### Listing
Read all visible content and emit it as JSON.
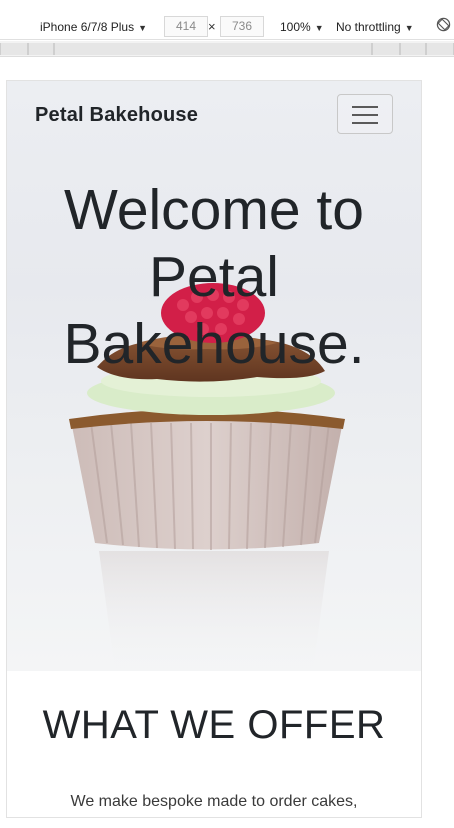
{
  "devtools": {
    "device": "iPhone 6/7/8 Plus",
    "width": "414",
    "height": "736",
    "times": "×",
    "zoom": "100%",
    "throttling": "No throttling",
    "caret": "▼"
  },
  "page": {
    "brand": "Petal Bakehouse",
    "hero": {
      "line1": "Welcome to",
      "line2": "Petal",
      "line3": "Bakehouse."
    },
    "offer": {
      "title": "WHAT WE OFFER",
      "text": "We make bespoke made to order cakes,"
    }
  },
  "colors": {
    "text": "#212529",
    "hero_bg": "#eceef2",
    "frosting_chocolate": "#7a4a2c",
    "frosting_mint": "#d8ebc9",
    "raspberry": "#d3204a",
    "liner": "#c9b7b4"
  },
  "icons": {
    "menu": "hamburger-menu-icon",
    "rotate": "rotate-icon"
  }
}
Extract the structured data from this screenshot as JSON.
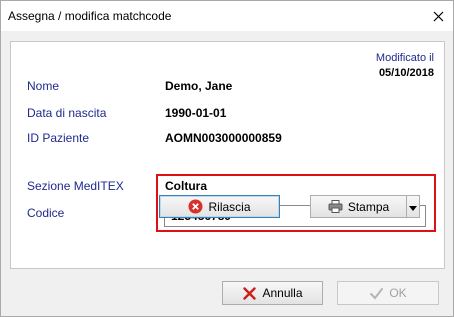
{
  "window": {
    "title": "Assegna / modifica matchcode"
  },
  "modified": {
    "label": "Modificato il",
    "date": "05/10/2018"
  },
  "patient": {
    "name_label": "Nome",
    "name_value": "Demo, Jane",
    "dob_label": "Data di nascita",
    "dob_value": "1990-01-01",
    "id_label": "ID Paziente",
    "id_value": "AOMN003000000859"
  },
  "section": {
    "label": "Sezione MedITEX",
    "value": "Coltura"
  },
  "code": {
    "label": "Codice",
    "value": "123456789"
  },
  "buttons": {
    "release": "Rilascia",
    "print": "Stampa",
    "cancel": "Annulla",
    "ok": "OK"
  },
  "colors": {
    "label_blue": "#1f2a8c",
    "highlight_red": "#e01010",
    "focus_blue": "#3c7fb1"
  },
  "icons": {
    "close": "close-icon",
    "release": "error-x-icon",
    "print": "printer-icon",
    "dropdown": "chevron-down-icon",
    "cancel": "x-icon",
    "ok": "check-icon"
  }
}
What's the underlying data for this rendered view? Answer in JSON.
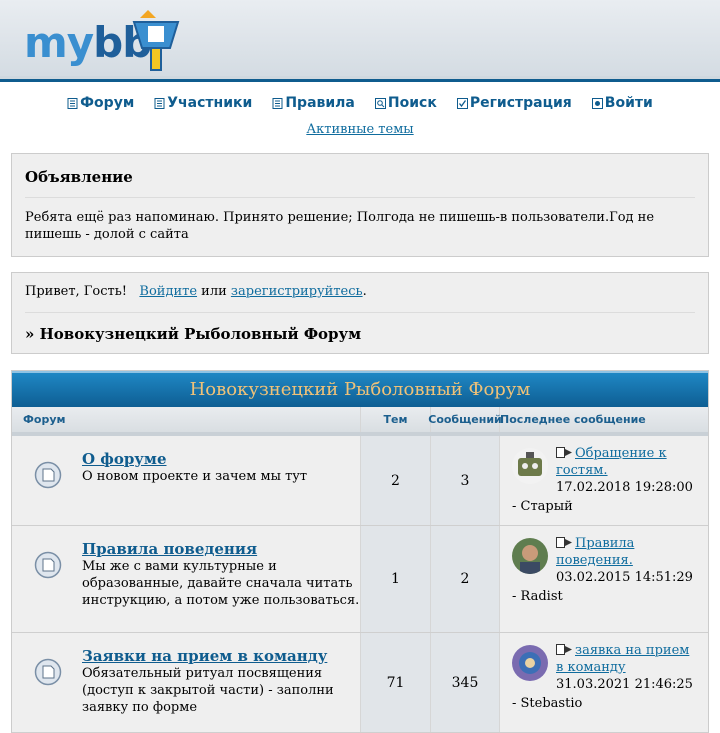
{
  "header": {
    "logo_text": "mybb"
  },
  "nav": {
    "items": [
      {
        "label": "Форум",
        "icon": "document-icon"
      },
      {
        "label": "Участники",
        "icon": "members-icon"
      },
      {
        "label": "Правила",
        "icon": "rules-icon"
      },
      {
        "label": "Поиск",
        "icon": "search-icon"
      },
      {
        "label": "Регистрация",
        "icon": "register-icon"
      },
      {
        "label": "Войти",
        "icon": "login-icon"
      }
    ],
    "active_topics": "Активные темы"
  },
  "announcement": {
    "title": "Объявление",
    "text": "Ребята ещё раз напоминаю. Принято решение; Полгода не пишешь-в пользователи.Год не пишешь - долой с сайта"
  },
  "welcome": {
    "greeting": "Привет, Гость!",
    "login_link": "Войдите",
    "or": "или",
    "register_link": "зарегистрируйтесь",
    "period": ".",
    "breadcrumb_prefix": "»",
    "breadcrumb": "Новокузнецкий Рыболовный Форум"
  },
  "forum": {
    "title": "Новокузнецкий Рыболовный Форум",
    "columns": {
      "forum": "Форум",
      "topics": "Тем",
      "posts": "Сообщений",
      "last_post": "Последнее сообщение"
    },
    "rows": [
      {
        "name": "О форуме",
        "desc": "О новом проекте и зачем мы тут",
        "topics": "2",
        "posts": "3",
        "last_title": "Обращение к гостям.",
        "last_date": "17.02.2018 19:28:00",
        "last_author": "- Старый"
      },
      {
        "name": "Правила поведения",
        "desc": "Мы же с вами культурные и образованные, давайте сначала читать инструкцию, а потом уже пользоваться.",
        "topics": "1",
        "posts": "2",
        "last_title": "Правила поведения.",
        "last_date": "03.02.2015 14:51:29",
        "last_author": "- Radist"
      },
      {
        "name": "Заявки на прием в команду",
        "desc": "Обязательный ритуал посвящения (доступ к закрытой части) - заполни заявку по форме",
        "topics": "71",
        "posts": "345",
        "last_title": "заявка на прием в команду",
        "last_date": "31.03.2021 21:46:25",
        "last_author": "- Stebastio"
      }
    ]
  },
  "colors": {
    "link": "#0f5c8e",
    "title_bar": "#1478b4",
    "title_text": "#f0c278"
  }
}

...

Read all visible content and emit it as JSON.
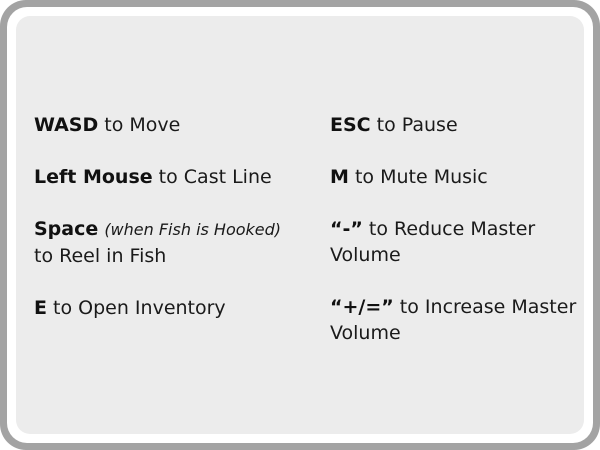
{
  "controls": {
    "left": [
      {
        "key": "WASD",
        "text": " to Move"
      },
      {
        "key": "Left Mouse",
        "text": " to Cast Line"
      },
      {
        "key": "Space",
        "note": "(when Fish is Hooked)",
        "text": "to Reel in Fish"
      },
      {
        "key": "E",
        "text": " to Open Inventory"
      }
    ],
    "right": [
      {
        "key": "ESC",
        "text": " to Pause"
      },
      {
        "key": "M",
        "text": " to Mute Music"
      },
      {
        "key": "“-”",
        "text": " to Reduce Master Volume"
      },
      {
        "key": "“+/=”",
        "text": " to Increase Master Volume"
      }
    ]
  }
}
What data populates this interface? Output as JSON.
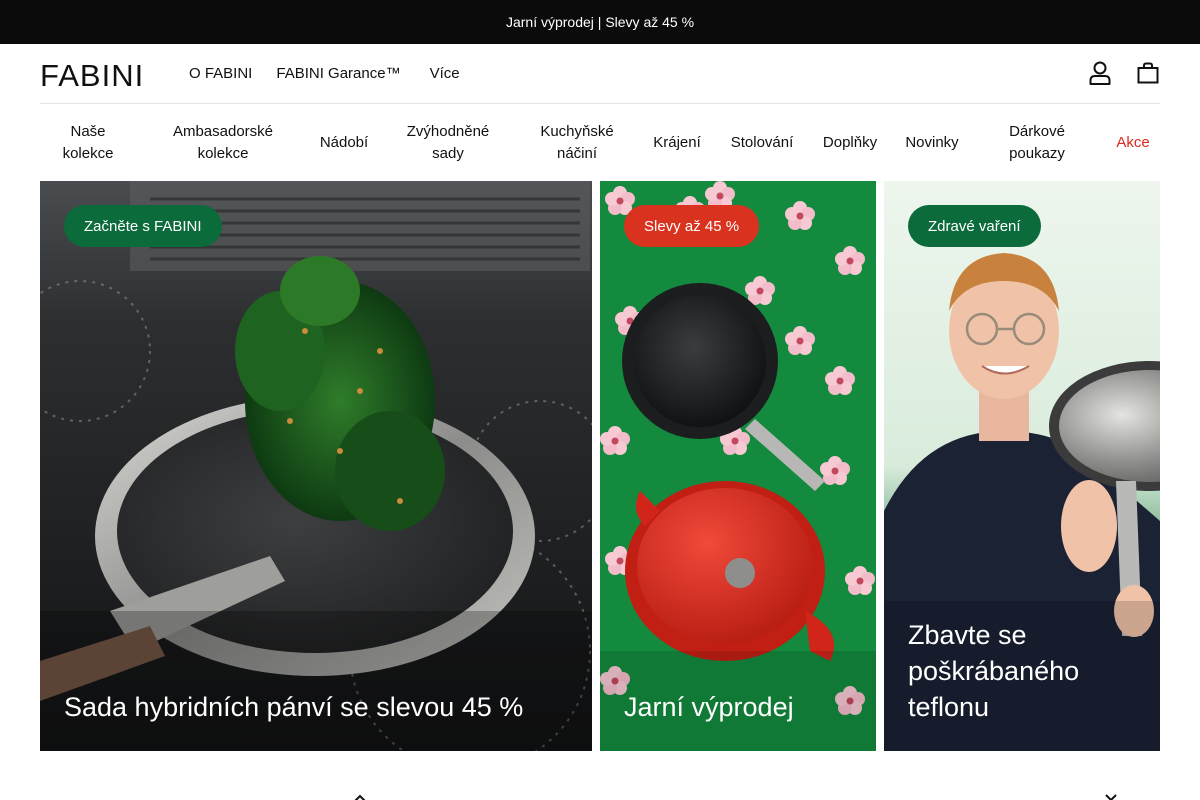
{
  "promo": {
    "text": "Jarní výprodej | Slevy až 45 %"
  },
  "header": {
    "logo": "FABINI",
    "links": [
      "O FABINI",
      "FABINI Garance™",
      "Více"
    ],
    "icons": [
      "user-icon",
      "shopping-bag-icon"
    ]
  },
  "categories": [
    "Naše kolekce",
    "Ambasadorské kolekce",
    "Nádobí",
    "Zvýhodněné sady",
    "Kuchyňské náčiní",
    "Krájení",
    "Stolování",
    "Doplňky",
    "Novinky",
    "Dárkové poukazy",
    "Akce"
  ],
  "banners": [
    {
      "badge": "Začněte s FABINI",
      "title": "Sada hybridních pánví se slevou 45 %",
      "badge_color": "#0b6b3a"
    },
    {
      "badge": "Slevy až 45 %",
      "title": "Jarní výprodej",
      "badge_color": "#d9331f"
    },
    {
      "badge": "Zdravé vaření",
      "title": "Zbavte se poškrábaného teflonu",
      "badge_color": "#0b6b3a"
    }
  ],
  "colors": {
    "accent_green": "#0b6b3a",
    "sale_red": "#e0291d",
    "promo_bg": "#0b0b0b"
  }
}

==

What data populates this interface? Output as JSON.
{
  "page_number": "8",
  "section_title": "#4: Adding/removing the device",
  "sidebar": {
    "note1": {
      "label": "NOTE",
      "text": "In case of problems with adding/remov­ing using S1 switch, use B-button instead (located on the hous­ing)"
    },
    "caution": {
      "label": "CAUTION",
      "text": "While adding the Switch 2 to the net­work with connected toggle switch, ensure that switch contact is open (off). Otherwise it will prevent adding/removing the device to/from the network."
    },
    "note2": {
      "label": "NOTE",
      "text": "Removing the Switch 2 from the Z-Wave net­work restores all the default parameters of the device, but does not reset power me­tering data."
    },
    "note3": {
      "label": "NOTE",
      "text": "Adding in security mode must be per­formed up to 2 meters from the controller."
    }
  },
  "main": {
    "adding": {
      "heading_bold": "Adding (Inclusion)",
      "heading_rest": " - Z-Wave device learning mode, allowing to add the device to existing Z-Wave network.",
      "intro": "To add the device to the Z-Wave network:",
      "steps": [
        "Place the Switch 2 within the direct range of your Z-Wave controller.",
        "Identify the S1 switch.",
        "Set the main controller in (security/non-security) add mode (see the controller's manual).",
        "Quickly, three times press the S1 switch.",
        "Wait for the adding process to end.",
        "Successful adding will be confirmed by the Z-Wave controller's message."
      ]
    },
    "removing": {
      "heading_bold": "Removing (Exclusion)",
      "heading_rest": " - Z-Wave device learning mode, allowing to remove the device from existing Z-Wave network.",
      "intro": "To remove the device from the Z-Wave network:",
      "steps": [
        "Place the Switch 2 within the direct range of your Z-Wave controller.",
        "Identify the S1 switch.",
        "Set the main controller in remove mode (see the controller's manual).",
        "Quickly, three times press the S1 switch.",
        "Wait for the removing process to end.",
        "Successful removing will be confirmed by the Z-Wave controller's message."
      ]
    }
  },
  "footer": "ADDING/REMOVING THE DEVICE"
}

### Exercise requirements
Filter the entries and copy out every line with the word "поведения".

### Solution
        "name": "Правила поведения",
        "last_title": "Правила поведения.",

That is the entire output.